## BEGIN Record extracts

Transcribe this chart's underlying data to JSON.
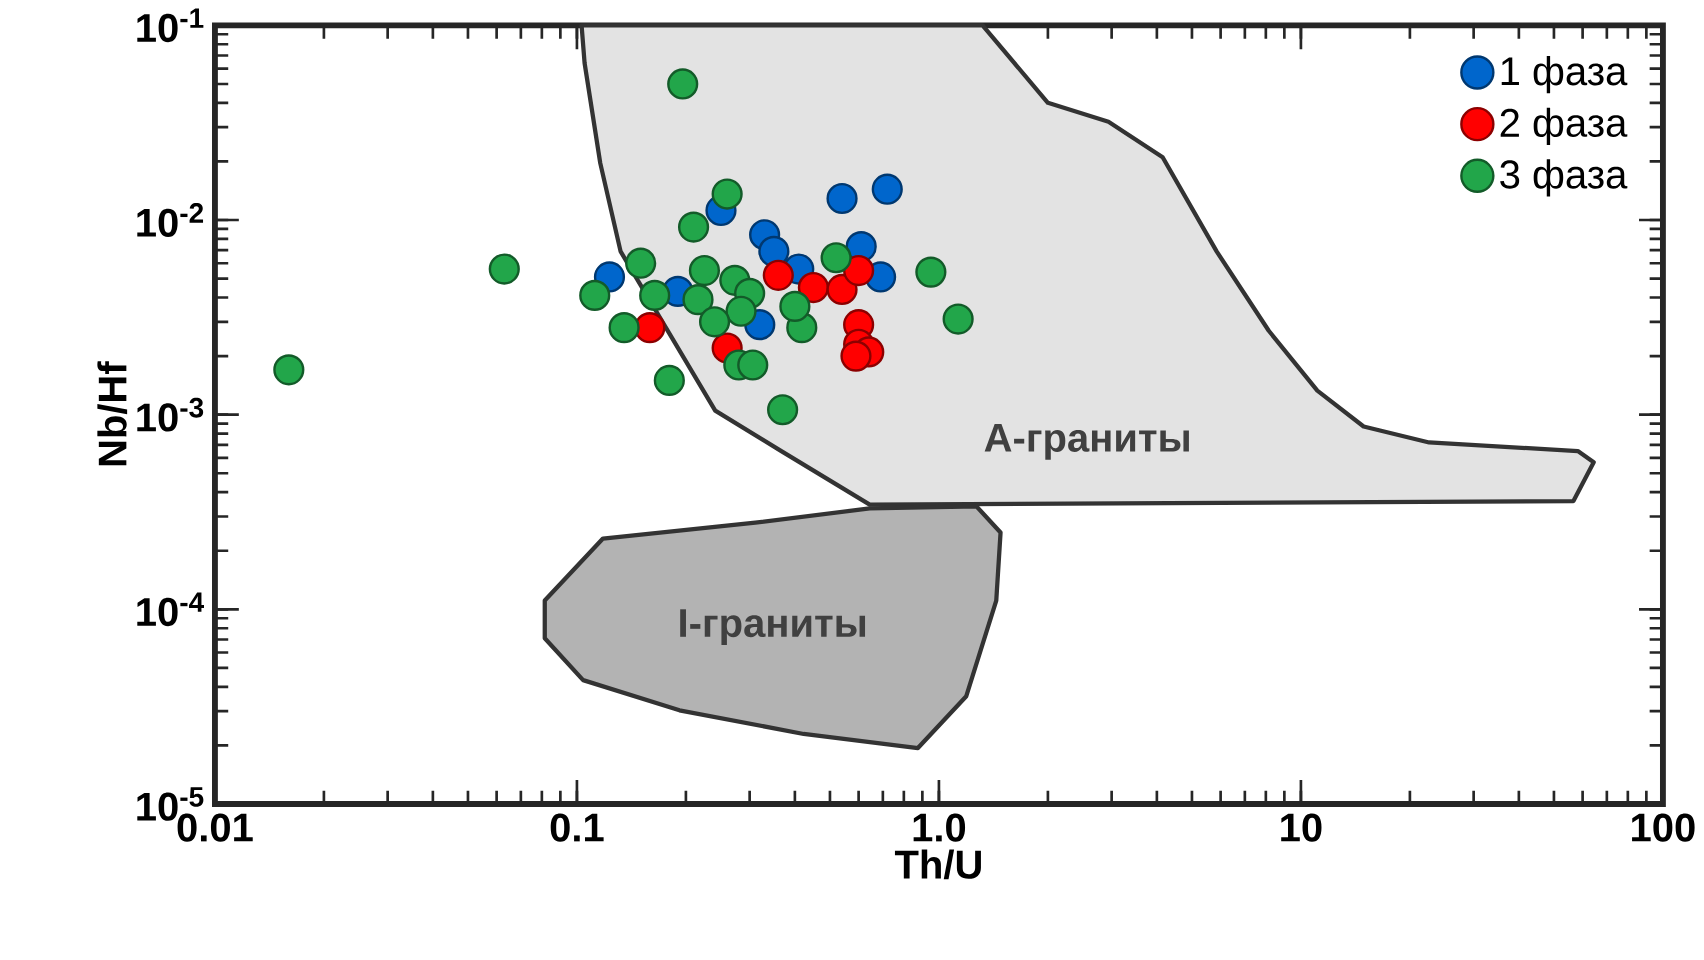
{
  "chart_data": {
    "type": "scatter",
    "xlabel": "Th/U",
    "ylabel": "Nb/Hf",
    "log": "xy",
    "xlim": [
      0.01,
      100
    ],
    "ylim": [
      1e-05,
      0.1
    ],
    "xticks": [
      0.01,
      0.1,
      {
        "value": 1,
        "label": "1.0"
      },
      10,
      100
    ],
    "yticks": [
      {
        "value": 1e-05,
        "label": "10$^{-5}$"
      },
      {
        "value": 0.0001,
        "label": "10$^{-4}$"
      },
      {
        "value": 0.001,
        "label": "10$^{-3}$"
      },
      {
        "value": 0.01,
        "label": "10$^{-2}$"
      },
      {
        "value": 0.1,
        "label": "10$^{-1}$"
      }
    ],
    "legend": "top right",
    "grid": false,
    "series": [
      {
        "type": "area",
        "name": "A-граниты",
        "marker": "none",
        "color": "#e3e3e3",
        "x": [
          0.103,
          0.105,
          0.116,
          0.132,
          0.241,
          0.367,
          0.644,
          56.6,
          64.4,
          58.2,
          22.6,
          14.9,
          11.1,
          8.15,
          5.85,
          4.15,
          2.94,
          2.0,
          1.32
        ],
        "values": [
          0.1,
          0.064,
          0.0196,
          0.0069,
          0.00105,
          0.00065,
          0.000345,
          0.00036,
          0.00057,
          0.00065,
          0.00072,
          0.00087,
          0.00133,
          0.0027,
          0.0069,
          0.021,
          0.032,
          0.04,
          0.1
        ]
      },
      {
        "type": "area",
        "name": "I-граниты",
        "marker": "none",
        "color": "#b3b3b3",
        "x": [
          0.0815,
          0.118,
          0.311,
          0.644,
          1.27,
          1.48,
          1.44,
          1.19,
          0.875,
          0.423,
          0.192,
          0.104,
          0.0815
        ],
        "values": [
          0.000111,
          0.000231,
          0.000279,
          0.00033,
          0.000338,
          0.000248,
          0.000111,
          3.58e-05,
          1.94e-05,
          2.29e-05,
          3.03e-05,
          4.33e-05,
          7.1e-05
        ]
      },
      {
        "name": "1 фаза",
        "marker": "circle",
        "color": "#0066cc",
        "x": [
          0.54,
          0.72,
          0.33,
          0.35,
          0.41,
          0.61,
          0.69,
          0.32,
          0.123,
          0.25,
          0.19
        ],
        "values": [
          0.0129,
          0.0144,
          0.0084,
          0.0069,
          0.0056,
          0.0073,
          0.0051,
          0.0029,
          0.0051,
          0.0112,
          0.0043
        ]
      },
      {
        "name": "2 фаза",
        "marker": "circle",
        "color": "#ff0000",
        "x": [
          0.36,
          0.45,
          0.54,
          0.6,
          0.6,
          0.6,
          0.64,
          0.59,
          0.159,
          0.26
        ],
        "values": [
          0.0052,
          0.0045,
          0.0044,
          0.0055,
          0.0029,
          0.0023,
          0.0021,
          0.002,
          0.0028,
          0.0022
        ]
      },
      {
        "name": "3 фаза",
        "marker": "circle",
        "color": "#22a64a",
        "x": [
          0.016,
          0.063,
          0.196,
          0.26,
          0.21,
          0.15,
          0.112,
          0.164,
          0.135,
          0.225,
          0.273,
          0.3,
          0.216,
          0.284,
          0.24,
          0.418,
          0.4,
          0.52,
          0.95,
          1.13,
          0.18,
          0.28,
          0.306,
          0.37
        ],
        "values": [
          0.0017,
          0.0056,
          0.05,
          0.0136,
          0.0092,
          0.006,
          0.0041,
          0.0041,
          0.0028,
          0.0055,
          0.0049,
          0.0042,
          0.0039,
          0.0034,
          0.003,
          0.0028,
          0.0036,
          0.0064,
          0.0054,
          0.0031,
          0.0015,
          0.0018,
          0.0018,
          0.00106
        ]
      }
    ]
  }
}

## END Record extracts

Short task:
Collect each line above holding the string "name".

Complete response:
        "name": "A-граниты",
        "name": "I-граниты",
        "name": "1 фаза",
        "name": "2 фаза",
        "name": "3 фаза",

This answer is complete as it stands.